> **Given exercise**:
Scan the material below for lines with the word "document" and report how many there are, with nothing added.

[Records from a data collection]
+ + + + +
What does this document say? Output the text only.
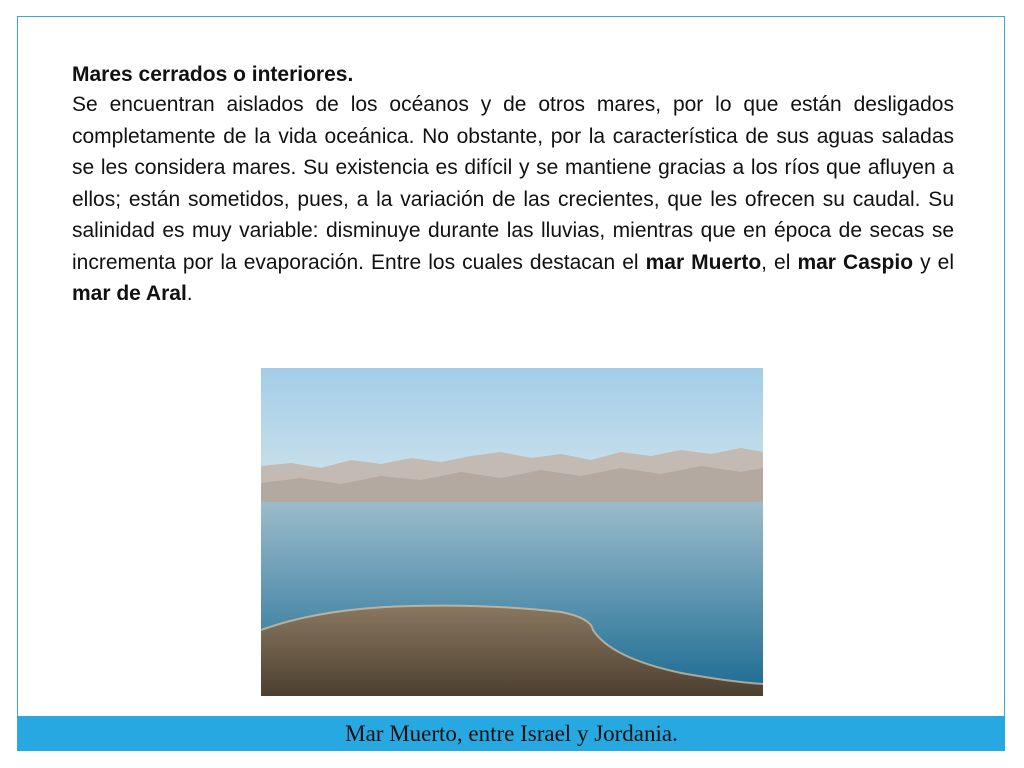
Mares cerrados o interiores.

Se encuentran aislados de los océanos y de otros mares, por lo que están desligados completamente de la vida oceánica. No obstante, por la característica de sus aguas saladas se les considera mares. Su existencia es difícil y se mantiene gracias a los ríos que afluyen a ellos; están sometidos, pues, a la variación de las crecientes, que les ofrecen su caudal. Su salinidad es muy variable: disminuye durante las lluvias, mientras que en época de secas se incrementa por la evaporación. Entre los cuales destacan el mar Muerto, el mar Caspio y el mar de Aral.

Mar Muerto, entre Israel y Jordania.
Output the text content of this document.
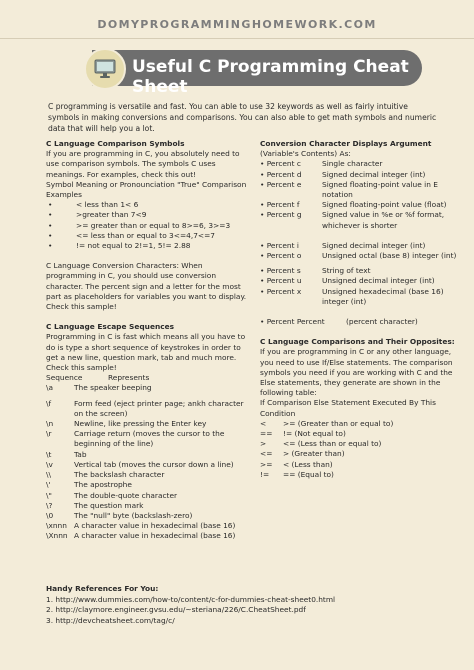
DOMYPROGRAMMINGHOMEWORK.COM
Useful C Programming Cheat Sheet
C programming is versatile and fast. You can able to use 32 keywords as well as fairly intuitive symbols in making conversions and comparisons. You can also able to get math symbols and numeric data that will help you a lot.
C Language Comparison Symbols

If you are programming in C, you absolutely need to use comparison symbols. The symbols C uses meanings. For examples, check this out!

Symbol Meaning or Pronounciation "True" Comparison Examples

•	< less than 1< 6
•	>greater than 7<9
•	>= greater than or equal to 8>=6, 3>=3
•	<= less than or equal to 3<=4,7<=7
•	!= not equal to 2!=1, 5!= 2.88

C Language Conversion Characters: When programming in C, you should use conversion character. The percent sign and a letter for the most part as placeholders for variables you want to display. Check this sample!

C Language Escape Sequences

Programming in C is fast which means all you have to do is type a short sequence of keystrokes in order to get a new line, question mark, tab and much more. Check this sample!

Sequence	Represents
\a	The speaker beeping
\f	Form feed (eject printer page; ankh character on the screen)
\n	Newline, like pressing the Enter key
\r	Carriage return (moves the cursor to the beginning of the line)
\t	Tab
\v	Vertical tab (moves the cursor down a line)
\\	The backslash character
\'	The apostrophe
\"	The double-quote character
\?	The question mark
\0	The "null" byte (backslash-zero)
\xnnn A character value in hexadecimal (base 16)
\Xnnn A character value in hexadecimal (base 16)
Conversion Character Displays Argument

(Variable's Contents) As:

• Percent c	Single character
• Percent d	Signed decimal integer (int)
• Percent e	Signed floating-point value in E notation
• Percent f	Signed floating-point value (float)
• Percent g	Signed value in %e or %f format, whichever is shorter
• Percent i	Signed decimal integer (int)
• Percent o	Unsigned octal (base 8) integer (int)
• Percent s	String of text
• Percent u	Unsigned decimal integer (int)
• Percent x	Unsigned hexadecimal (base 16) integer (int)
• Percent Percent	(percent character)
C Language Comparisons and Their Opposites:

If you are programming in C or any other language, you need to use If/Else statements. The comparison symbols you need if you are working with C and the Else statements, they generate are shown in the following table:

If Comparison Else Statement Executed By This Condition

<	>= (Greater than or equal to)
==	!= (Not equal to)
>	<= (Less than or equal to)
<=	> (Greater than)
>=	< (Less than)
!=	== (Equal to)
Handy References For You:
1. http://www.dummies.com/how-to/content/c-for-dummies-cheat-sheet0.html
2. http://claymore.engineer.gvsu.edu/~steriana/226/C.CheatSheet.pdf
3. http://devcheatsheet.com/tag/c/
+ + + + +
> **Solution**:
2